> Dataset records:
=====

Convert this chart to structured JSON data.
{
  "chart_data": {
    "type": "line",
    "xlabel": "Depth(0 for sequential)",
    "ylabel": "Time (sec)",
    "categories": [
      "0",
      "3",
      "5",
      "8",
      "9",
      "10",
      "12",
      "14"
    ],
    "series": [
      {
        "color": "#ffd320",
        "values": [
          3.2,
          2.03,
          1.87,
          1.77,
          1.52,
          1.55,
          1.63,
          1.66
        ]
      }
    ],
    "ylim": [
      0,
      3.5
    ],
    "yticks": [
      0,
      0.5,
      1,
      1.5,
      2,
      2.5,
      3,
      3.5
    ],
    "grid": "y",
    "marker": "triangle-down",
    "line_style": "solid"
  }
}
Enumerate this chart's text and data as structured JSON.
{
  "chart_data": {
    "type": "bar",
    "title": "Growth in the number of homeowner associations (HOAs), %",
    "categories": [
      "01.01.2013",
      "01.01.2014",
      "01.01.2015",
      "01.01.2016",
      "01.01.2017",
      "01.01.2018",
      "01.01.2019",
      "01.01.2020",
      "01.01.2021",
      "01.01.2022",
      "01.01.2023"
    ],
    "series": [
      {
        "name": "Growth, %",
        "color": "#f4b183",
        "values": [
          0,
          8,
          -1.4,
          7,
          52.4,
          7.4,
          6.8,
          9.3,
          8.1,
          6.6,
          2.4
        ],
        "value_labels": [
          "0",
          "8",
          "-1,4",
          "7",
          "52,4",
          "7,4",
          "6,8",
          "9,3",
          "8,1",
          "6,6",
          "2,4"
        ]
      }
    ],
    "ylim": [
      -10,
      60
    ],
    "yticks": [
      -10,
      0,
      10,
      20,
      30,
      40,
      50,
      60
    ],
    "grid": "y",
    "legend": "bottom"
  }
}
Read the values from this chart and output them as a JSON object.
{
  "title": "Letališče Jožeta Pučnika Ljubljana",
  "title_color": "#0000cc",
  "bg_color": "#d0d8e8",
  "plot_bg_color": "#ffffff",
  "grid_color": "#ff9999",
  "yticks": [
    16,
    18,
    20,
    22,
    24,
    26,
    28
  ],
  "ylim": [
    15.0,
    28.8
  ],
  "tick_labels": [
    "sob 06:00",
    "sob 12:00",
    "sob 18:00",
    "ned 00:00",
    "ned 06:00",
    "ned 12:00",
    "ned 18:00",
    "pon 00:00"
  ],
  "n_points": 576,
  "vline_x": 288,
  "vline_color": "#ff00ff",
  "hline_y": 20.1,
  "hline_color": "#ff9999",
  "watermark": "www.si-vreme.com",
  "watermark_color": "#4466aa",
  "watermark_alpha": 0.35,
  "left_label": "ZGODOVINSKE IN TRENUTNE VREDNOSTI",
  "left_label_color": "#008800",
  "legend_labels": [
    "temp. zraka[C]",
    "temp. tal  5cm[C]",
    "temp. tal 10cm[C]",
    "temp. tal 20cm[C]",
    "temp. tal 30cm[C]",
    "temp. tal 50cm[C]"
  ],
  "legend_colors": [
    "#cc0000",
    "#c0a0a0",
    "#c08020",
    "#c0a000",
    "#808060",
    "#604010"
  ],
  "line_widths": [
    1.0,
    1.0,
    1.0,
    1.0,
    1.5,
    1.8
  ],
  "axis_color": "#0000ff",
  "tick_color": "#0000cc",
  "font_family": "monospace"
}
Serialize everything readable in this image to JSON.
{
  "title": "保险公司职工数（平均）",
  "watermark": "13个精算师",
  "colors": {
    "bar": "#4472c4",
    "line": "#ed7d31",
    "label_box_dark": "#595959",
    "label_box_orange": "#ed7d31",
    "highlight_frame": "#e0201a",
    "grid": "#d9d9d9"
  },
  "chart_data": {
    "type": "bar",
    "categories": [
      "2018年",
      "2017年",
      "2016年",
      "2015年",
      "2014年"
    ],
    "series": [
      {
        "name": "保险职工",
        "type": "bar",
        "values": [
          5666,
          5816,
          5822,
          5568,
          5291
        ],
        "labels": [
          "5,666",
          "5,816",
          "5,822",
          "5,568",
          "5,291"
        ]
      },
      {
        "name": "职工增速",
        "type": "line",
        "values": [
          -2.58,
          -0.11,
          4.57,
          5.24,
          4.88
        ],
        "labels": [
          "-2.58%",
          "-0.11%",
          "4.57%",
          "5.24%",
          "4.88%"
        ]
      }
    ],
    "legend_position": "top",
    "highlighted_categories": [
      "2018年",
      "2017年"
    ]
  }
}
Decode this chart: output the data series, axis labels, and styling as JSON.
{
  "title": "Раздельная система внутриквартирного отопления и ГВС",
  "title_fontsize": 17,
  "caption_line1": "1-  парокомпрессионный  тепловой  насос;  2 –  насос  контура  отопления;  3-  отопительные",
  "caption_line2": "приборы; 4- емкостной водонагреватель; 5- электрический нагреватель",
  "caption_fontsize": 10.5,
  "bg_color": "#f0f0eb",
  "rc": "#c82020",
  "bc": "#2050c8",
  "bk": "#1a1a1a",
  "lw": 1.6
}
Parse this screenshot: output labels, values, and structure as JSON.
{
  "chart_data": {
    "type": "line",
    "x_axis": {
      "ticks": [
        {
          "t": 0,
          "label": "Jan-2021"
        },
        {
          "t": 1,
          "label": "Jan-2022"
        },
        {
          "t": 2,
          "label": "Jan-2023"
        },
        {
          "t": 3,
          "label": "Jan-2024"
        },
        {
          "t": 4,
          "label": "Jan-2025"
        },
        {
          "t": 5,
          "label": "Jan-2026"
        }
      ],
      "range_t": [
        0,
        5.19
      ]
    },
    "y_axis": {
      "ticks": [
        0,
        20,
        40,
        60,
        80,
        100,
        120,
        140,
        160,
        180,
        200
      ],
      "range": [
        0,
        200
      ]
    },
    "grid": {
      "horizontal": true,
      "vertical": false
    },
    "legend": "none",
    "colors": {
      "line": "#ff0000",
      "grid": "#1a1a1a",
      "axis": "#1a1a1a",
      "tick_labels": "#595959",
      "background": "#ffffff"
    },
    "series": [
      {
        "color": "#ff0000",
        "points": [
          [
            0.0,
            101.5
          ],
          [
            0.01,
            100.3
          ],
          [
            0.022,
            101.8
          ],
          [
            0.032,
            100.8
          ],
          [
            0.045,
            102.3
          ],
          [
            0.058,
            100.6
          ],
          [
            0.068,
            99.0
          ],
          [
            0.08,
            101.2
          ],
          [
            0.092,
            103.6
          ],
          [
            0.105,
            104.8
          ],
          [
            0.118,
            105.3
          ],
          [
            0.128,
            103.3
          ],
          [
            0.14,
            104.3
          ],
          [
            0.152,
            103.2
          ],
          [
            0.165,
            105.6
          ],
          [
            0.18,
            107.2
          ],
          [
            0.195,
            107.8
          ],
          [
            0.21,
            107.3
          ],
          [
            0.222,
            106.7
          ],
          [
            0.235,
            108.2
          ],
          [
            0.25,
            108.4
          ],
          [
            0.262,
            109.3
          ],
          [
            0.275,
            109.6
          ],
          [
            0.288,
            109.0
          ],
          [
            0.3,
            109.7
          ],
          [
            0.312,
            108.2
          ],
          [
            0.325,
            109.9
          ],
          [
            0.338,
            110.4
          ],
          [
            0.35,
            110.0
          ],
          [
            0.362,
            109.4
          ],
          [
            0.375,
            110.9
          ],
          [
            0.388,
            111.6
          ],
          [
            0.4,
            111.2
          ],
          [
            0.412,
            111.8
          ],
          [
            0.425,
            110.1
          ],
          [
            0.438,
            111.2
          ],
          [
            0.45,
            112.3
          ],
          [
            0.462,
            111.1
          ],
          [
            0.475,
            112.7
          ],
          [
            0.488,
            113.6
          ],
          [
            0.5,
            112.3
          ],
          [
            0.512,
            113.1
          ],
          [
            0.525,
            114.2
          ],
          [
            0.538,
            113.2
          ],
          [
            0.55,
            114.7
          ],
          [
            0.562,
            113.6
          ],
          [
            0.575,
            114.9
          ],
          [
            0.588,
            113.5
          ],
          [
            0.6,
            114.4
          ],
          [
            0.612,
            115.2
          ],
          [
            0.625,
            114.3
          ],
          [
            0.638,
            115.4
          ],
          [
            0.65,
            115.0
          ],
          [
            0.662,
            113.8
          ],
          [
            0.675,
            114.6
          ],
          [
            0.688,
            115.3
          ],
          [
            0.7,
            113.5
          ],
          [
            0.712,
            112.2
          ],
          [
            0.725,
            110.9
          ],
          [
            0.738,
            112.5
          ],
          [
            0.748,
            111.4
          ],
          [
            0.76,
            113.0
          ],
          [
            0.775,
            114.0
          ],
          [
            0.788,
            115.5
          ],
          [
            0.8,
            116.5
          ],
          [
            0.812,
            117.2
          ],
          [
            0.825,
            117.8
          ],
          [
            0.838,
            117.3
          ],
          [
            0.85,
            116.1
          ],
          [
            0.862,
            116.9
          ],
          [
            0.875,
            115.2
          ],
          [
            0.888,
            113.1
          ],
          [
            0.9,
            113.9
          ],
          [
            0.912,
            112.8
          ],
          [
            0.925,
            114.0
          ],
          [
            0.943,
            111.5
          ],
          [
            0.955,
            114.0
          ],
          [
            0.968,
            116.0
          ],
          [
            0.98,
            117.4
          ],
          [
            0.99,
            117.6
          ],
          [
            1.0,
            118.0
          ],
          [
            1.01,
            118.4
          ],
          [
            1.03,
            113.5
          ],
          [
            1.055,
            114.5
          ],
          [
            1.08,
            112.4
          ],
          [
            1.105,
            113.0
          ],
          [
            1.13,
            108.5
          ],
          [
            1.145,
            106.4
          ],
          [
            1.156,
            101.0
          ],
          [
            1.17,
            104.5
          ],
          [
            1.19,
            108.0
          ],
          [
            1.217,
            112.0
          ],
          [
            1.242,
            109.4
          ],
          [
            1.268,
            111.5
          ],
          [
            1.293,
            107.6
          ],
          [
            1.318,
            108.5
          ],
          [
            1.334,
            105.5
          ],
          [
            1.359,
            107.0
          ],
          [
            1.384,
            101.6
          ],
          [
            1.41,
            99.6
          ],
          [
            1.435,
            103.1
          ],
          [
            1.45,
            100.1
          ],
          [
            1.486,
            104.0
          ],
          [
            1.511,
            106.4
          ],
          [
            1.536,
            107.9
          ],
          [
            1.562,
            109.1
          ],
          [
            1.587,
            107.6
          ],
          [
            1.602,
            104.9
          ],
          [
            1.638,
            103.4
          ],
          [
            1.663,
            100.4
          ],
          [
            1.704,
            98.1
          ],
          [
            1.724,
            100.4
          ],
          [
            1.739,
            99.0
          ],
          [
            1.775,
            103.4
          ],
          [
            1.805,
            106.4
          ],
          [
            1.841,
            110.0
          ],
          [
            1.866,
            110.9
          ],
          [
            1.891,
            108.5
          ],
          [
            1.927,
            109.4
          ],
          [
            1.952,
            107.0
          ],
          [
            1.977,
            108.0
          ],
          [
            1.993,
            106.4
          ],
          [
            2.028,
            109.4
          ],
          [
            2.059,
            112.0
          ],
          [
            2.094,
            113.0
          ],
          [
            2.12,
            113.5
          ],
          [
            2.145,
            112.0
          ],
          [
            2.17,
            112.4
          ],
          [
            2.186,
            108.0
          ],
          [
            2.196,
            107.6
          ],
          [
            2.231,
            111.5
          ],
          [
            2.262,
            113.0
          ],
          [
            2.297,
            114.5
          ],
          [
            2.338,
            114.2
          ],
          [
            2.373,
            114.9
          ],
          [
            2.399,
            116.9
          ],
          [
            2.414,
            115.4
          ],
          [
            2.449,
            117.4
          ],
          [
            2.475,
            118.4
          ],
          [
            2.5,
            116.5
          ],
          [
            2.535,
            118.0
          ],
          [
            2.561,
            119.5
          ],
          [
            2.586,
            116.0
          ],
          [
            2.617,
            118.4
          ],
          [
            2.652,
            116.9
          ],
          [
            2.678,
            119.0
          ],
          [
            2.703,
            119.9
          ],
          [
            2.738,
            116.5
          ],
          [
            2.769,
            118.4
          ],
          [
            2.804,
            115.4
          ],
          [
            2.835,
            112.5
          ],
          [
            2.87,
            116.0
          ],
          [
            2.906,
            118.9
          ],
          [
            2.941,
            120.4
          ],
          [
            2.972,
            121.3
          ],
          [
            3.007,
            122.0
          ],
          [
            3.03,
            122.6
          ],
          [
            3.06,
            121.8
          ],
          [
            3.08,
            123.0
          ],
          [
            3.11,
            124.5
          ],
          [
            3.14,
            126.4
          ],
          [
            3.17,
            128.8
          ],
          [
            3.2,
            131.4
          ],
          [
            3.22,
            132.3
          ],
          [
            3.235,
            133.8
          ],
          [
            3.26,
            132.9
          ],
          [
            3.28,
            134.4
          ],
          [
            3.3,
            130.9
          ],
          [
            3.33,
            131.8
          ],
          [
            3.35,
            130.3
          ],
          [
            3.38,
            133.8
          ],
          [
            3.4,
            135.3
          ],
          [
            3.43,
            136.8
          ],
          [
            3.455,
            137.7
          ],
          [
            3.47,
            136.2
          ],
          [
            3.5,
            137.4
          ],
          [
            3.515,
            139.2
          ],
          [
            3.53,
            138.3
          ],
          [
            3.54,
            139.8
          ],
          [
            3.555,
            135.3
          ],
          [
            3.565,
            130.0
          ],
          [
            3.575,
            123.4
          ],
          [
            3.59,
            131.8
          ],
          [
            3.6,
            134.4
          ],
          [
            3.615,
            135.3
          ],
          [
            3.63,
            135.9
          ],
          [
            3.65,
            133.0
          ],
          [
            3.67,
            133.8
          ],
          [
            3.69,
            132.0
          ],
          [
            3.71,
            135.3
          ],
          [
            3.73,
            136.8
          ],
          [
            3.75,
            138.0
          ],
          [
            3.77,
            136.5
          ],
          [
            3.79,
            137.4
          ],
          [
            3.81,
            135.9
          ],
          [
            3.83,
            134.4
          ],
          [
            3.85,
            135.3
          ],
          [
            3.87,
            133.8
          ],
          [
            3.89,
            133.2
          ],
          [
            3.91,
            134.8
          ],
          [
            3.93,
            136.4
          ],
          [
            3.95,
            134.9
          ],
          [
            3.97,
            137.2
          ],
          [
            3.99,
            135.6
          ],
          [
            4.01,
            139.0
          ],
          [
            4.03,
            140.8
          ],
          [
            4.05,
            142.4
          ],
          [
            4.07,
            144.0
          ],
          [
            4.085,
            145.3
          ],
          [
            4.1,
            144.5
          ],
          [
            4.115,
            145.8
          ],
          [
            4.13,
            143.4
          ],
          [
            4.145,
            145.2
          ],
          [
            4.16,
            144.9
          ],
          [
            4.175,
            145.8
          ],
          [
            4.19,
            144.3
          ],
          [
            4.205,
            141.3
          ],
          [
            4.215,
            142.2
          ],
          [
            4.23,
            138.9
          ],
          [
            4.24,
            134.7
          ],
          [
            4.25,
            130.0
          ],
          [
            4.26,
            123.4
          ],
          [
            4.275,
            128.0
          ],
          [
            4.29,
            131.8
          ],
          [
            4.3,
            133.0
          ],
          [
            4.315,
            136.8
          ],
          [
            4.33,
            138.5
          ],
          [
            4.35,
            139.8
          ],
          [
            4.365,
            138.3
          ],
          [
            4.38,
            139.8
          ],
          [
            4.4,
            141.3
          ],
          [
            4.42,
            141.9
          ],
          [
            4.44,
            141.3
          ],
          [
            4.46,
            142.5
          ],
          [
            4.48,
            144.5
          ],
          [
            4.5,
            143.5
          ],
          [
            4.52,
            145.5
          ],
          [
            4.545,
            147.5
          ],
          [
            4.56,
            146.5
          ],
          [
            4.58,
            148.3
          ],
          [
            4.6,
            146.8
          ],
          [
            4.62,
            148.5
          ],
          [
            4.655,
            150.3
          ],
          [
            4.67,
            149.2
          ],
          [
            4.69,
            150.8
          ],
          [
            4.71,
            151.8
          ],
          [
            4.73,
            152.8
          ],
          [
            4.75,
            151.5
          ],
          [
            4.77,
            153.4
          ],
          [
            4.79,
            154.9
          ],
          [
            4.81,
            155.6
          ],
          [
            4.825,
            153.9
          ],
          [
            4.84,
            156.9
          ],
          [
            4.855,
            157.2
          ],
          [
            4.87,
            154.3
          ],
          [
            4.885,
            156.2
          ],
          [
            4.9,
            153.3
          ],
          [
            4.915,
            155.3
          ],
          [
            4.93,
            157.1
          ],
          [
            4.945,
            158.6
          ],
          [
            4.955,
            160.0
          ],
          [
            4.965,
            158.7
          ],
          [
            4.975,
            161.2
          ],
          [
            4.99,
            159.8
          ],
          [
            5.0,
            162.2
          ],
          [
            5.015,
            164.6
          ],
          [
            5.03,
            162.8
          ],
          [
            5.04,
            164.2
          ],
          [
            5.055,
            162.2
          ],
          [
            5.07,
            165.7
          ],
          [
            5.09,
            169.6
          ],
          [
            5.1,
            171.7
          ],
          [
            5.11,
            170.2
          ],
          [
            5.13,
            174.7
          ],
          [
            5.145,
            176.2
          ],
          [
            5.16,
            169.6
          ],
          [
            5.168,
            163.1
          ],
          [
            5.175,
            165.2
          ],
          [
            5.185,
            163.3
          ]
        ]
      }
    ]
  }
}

=====

> Problem to solve:
Examine the entries and report how many of their lines contain the string "output", giving no more than the number.

> Answer to the task:
3